### WHAT THE TASK ASKS
Output the records exactly as they appear, with no pictures included.

### SUPPLIED MATERIAL
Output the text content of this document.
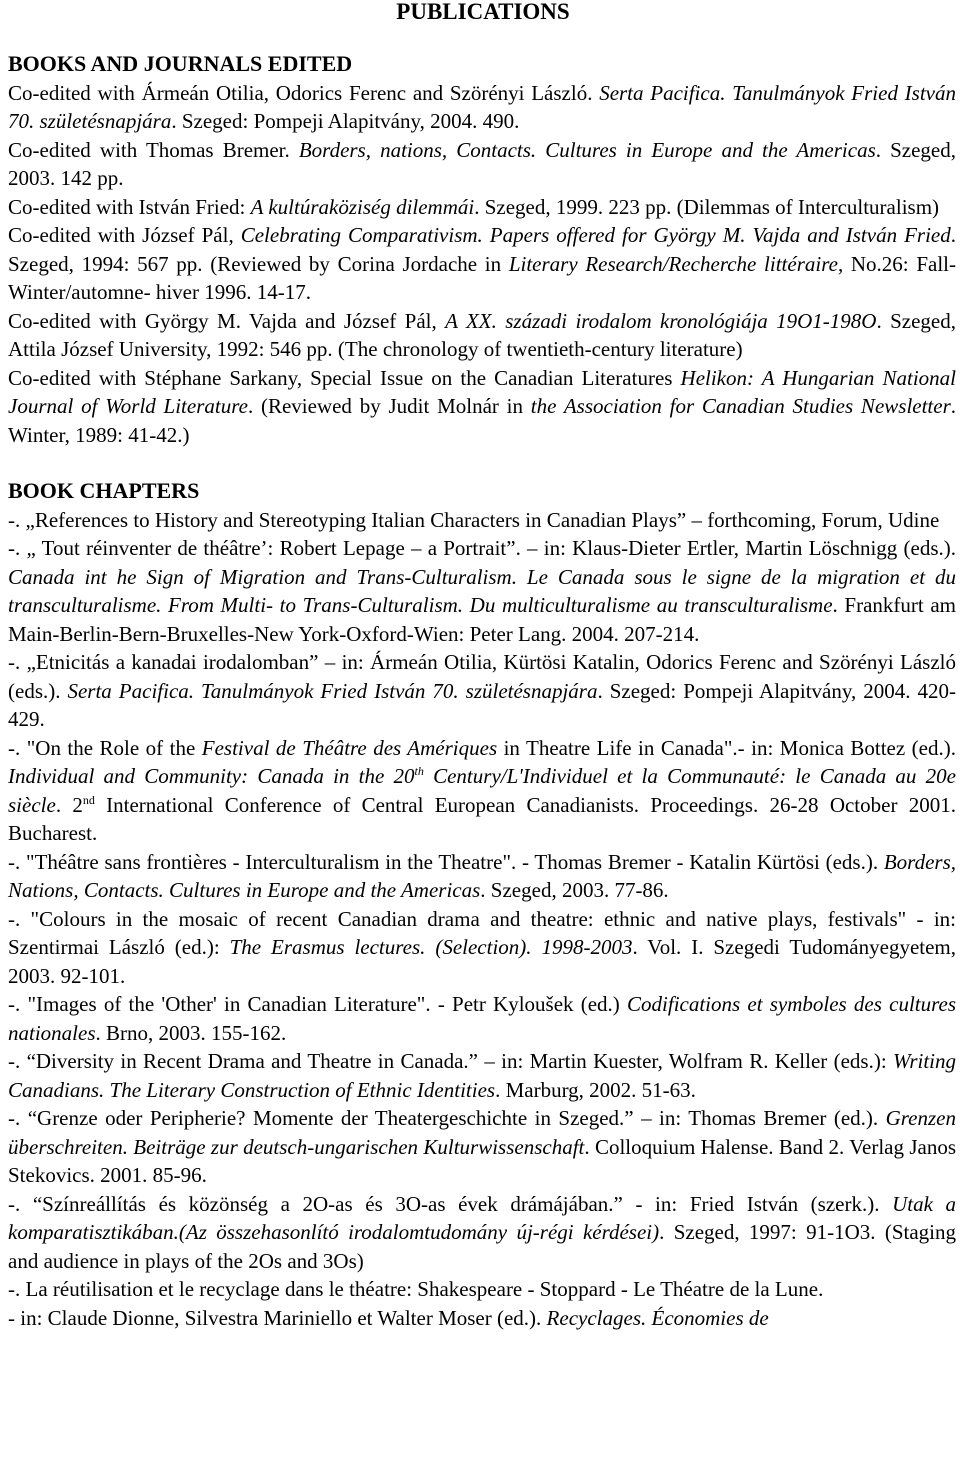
PUBLICATIONS
BOOKS AND JOURNALS EDITED

Co-edited with Ármeán Otilia, Odorics Ferenc and Szörényi László. Serta Pacifica. Tanulmányok Fried István 70. születésnapjára. Szeged: Pompeji Alapitvány, 2004. 490.

Co-edited with Thomas Bremer. Borders, nations, Contacts. Cultures in Europe and the Americas. Szeged, 2003. 142 pp.

Co-edited with István Fried: A kultúraköziség dilemmái. Szeged, 1999. 223 pp. (Dilemmas of Interculturalism)

Co-edited with József Pál, Celebrating Comparativism. Papers offered for György M. Vajda and István Fried. Szeged, 1994: 567 pp. (Reviewed by Corina Jordache in Literary Research/Recherche littéraire, No.26: Fall-Winter/automne- hiver 1996. 14-17.

Co-edited with György M. Vajda and József Pál, A XX. századi irodalom kronológiája 19O1-198O. Szeged, Attila József University, 1992: 546 pp. (The chronology of twentieth-century literature)

Co-edited with Stéphane Sarkany, Special Issue on the Canadian Literatures Helikon: A Hungarian National Journal of World Literature. (Reviewed by Judit Molnár in the Association for Canadian Studies Newsletter. Winter, 1989: 41-42.)

BOOK CHAPTERS

-. „References to History and Stereotyping Italian Characters in Canadian Plays” – forthcoming, Forum, Udine

-. „ Tout réinventer de théâtre’: Robert Lepage – a Portrait”. – in: Klaus-Dieter Ertler, Martin Löschnigg (eds.). Canada int he Sign of Migration and Trans-Culturalism. Le Canada sous le signe de la migration et du transculturalisme. From Multi- to Trans-Culturalism. Du multiculturalisme au transculturalisme. Frankfurt am Main-Berlin-Bern-Bruxelles-New York-Oxford-Wien: Peter Lang. 2004. 207-214.

-. „Etnicitás a kanadai irodalomban” – in: Ármeán Otilia, Kürtösi Katalin, Odorics Ferenc and Szörényi László (eds.). Serta Pacifica. Tanulmányok Fried István 70. születésnapjára. Szeged: Pompeji Alapitvány, 2004. 420-429.

-. "On the Role of the Festival de Théâtre des Amériques in Theatre Life in Canada".- in: Monica Bottez (ed.). Individual and Community: Canada in the 20th Century/L'Individuel et la Communauté: le Canada au 20e siècle. 2nd International Conference of Central European Canadianists. Proceedings. 26-28 October 2001. Bucharest.

-. "Théâtre sans frontières - Interculturalism in the Theatre". - Thomas Bremer - Katalin Kürtösi (eds.). Borders, Nations, Contacts. Cultures in Europe and the Americas. Szeged, 2003. 77-86.

-. "Colours in the mosaic of recent Canadian drama and theatre: ethnic and native plays, festivals" - in: Szentirmai László (ed.): The Erasmus lectures. (Selection). 1998-2003. Vol. I. Szegedi Tudományegyetem, 2003. 92-101.

-. "Images of the 'Other' in Canadian Literature". - Petr Kyloušek (ed.) Codifications et symboles des cultures nationales. Brno, 2003. 155-162.

-. “Diversity in Recent Drama and Theatre in Canada.” – in: Martin Kuester, Wolfram R. Keller (eds.): Writing Canadians. The Literary Construction of Ethnic Identities. Marburg, 2002. 51-63.

-. “Grenze oder Peripherie? Momente der Theatergeschichte in Szeged.” – in: Thomas Bremer (ed.). Grenzen überschreiten. Beiträge zur deutsch-ungarischen Kulturwissenschaft. Colloquium Halense. Band 2. Verlag Janos Stekovics. 2001. 85-96.

-. “Színreállítás és közönség a 2O-as és 3O-as évek drámájában.” - in: Fried István (szerk.). Utak a komparatisztikában.(Az összehasonlító irodalomtudomány új-régi kérdései). Szeged, 1997: 91-1O3. (Staging and audience in plays of the 2Os and 3Os)

-. La réutilisation et le recyclage dans le théatre: Shakespeare - Stoppard - Le Théatre de la Lune.

- in: Claude Dionne, Silvestra Mariniello et Walter Moser (ed.). Recyclages. Économies de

### SOLUTION FOR THIS PROBLEM
Output the text content of this document.
PUBLICATIONS
BOOKS AND JOURNALS EDITED

Co-edited with Ármeán Otilia, Odorics Ferenc and Szörényi László. Serta Pacifica. Tanulmányok Fried István 70. születésnapjára. Szeged: Pompeji Alapitvány, 2004. 490.

Co-edited with Thomas Bremer. Borders, nations, Contacts. Cultures in Europe and the Americas. Szeged, 2003. 142 pp.

Co-edited with István Fried: A kultúraköziség dilemmái. Szeged, 1999. 223 pp. (Dilemmas of Interculturalism)

Co-edited with József Pál, Celebrating Comparativism. Papers offered for György M. Vajda and István Fried. Szeged, 1994: 567 pp. (Reviewed by Corina Jordache in Literary Research/Recherche littéraire, No.26: Fall-Winter/automne- hiver 1996. 14-17.

Co-edited with György M. Vajda and József Pál, A XX. századi irodalom kronológiája 19O1-198O. Szeged, Attila József University, 1992: 546 pp. (The chronology of twentieth-century literature)

Co-edited with Stéphane Sarkany, Special Issue on the Canadian Literatures Helikon: A Hungarian National Journal of World Literature. (Reviewed by Judit Molnár in the Association for Canadian Studies Newsletter. Winter, 1989: 41-42.)

BOOK CHAPTERS

-. „References to History and Stereotyping Italian Characters in Canadian Plays” – forthcoming, Forum, Udine

-. „ Tout réinventer de théâtre’: Robert Lepage – a Portrait”. – in: Klaus-Dieter Ertler, Martin Löschnigg (eds.). Canada int he Sign of Migration and Trans-Culturalism. Le Canada sous le signe de la migration et du transculturalisme. From Multi- to Trans-Culturalism. Du multiculturalisme au transculturalisme. Frankfurt am Main-Berlin-Bern-Bruxelles-New York-Oxford-Wien: Peter Lang. 2004. 207-214.

-. „Etnicitás a kanadai irodalomban” – in: Ármeán Otilia, Kürtösi Katalin, Odorics Ferenc and Szörényi László (eds.). Serta Pacifica. Tanulmányok Fried István 70. születésnapjára. Szeged: Pompeji Alapitvány, 2004. 420-429.

-. "On the Role of the Festival de Théâtre des Amériques in Theatre Life in Canada".- in: Monica Bottez (ed.). Individual and Community: Canada in the 20th Century/L'Individuel et la Communauté: le Canada au 20e siècle. 2nd International Conference of Central European Canadianists. Proceedings. 26-28 October 2001. Bucharest.

-. "Théâtre sans frontières - Interculturalism in the Theatre". - Thomas Bremer - Katalin Kürtösi (eds.). Borders, Nations, Contacts. Cultures in Europe and the Americas. Szeged, 2003. 77-86.

-. "Colours in the mosaic of recent Canadian drama and theatre: ethnic and native plays, festivals" - in: Szentirmai László (ed.): The Erasmus lectures. (Selection). 1998-2003. Vol. I. Szegedi Tudományegyetem, 2003. 92-101.

-. "Images of the 'Other' in Canadian Literature". - Petr Kyloušek (ed.) Codifications et symboles des cultures nationales. Brno, 2003. 155-162.

-. “Diversity in Recent Drama and Theatre in Canada.” – in: Martin Kuester, Wolfram R. Keller (eds.): Writing Canadians. The Literary Construction of Ethnic Identities. Marburg, 2002. 51-63.

-. “Grenze oder Peripherie? Momente der Theatergeschichte in Szeged.” – in: Thomas Bremer (ed.). Grenzen überschreiten. Beiträge zur deutsch-ungarischen Kulturwissenschaft. Colloquium Halense. Band 2. Verlag Janos Stekovics. 2001. 85-96.

-. “Színreállítás és közönség a 2O-as és 3O-as évek drámájában.” - in: Fried István (szerk.). Utak a komparatisztikában.(Az összehasonlító irodalomtudomány új-régi kérdései). Szeged, 1997: 91-1O3. (Staging and audience in plays of the 2Os and 3Os)

-. La réutilisation et le recyclage dans le théatre: Shakespeare - Stoppard - Le Théatre de la Lune.

- in: Claude Dionne, Silvestra Mariniello et Walter Moser (ed.). Recyclages. Économies de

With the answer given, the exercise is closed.